▸ **Input material**:
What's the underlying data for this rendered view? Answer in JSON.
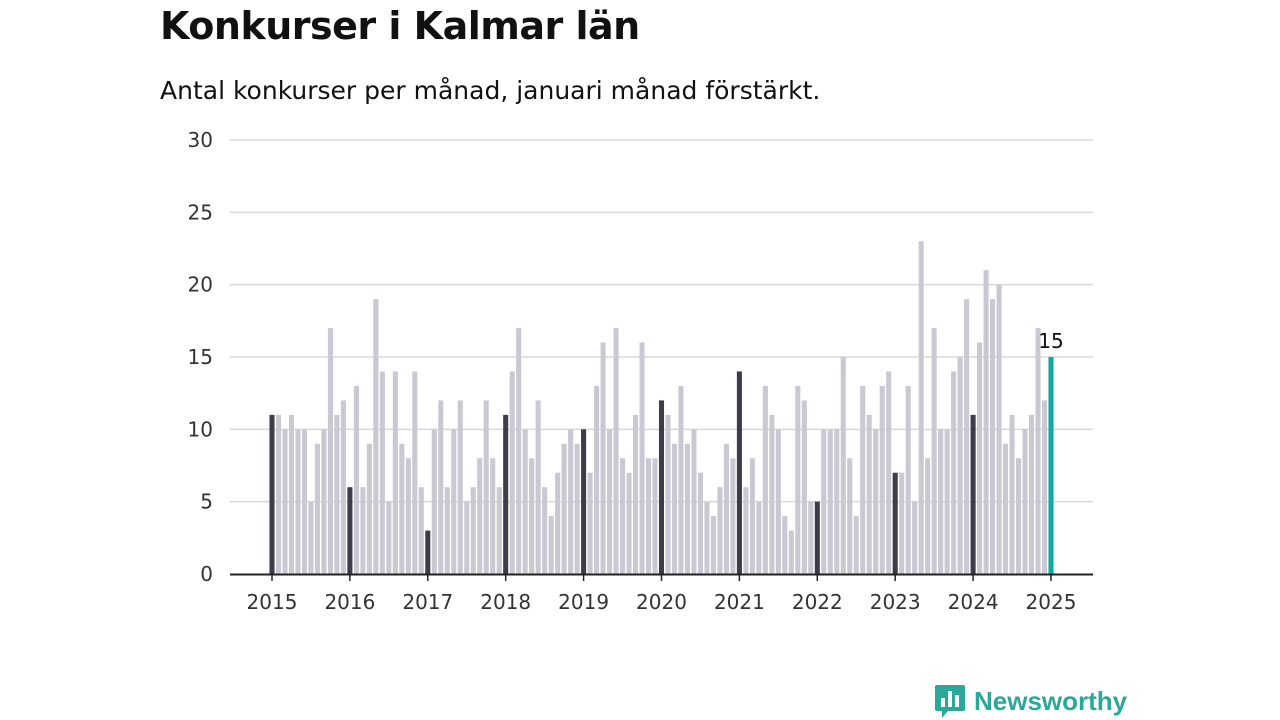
{
  "colors": {
    "bar": "#c9c8d3",
    "bar_january": "#3d3c4a",
    "bar_highlight": "#12a89a",
    "grid": "#d9d9d9",
    "axis": "#222222",
    "brand": "#2aa89a"
  },
  "brand": {
    "name": "Newsworthy",
    "icon": "newsworthy-logo-icon"
  },
  "chart_data": {
    "type": "bar",
    "title": "Konkurser i Kalmar län",
    "subtitle": "Antal konkurser per månad, januari månad förstärkt.",
    "xlabel": "",
    "ylabel": "",
    "ylim": [
      0,
      30
    ],
    "yticks": [
      0,
      5,
      10,
      15,
      20,
      25,
      30
    ],
    "grid": true,
    "legend": "none",
    "x_start": "2015-01",
    "x_end": "2025-01",
    "xtick_labels": [
      "2015",
      "2016",
      "2017",
      "2018",
      "2019",
      "2020",
      "2021",
      "2022",
      "2023",
      "2024",
      "2025"
    ],
    "highlight_label": "15",
    "series": [
      {
        "values": [
          11,
          11,
          10,
          11,
          10,
          10,
          5,
          9,
          10,
          17,
          11,
          12,
          6,
          13,
          6,
          9,
          19,
          14,
          5,
          14,
          9,
          8,
          14,
          6,
          3,
          10,
          12,
          6,
          10,
          12,
          5,
          6,
          8,
          12,
          8,
          6,
          11,
          14,
          17,
          10,
          8,
          12,
          6,
          4,
          7,
          9,
          10,
          9,
          10,
          7,
          13,
          16,
          10,
          17,
          8,
          7,
          11,
          16,
          8,
          8,
          12,
          11,
          9,
          13,
          9,
          10,
          7,
          5,
          4,
          6,
          9,
          8,
          14,
          6,
          8,
          5,
          13,
          11,
          10,
          4,
          3,
          13,
          12,
          5,
          5,
          10,
          10,
          10,
          15,
          8,
          4,
          13,
          11,
          10,
          13,
          14,
          7,
          7,
          13,
          5,
          23,
          8,
          17,
          10,
          10,
          14,
          15,
          19,
          11,
          16,
          21,
          19,
          20,
          9,
          11,
          8,
          10,
          11,
          17,
          12,
          15
        ]
      }
    ]
  }
}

▸ **Task objective**: Repeat the full listing above exactly, with no pictures in the copy.

▸ **Task answer**:
What's the underlying data for this rendered view? Answer in JSON.
{
  "colors": {
    "bar": "#c9c8d3",
    "bar_january": "#3d3c4a",
    "bar_highlight": "#12a89a",
    "grid": "#d9d9d9",
    "axis": "#222222",
    "brand": "#2aa89a"
  },
  "brand": {
    "name": "Newsworthy",
    "icon": "newsworthy-logo-icon"
  },
  "chart_data": {
    "type": "bar",
    "title": "Konkurser i Kalmar län",
    "subtitle": "Antal konkurser per månad, januari månad förstärkt.",
    "xlabel": "",
    "ylabel": "",
    "ylim": [
      0,
      30
    ],
    "yticks": [
      0,
      5,
      10,
      15,
      20,
      25,
      30
    ],
    "grid": true,
    "legend": "none",
    "x_start": "2015-01",
    "x_end": "2025-01",
    "xtick_labels": [
      "2015",
      "2016",
      "2017",
      "2018",
      "2019",
      "2020",
      "2021",
      "2022",
      "2023",
      "2024",
      "2025"
    ],
    "highlight_label": "15",
    "series": [
      {
        "values": [
          11,
          11,
          10,
          11,
          10,
          10,
          5,
          9,
          10,
          17,
          11,
          12,
          6,
          13,
          6,
          9,
          19,
          14,
          5,
          14,
          9,
          8,
          14,
          6,
          3,
          10,
          12,
          6,
          10,
          12,
          5,
          6,
          8,
          12,
          8,
          6,
          11,
          14,
          17,
          10,
          8,
          12,
          6,
          4,
          7,
          9,
          10,
          9,
          10,
          7,
          13,
          16,
          10,
          17,
          8,
          7,
          11,
          16,
          8,
          8,
          12,
          11,
          9,
          13,
          9,
          10,
          7,
          5,
          4,
          6,
          9,
          8,
          14,
          6,
          8,
          5,
          13,
          11,
          10,
          4,
          3,
          13,
          12,
          5,
          5,
          10,
          10,
          10,
          15,
          8,
          4,
          13,
          11,
          10,
          13,
          14,
          7,
          7,
          13,
          5,
          23,
          8,
          17,
          10,
          10,
          14,
          15,
          19,
          11,
          16,
          21,
          19,
          20,
          9,
          11,
          8,
          10,
          11,
          17,
          12,
          15
        ]
      }
    ]
  }
}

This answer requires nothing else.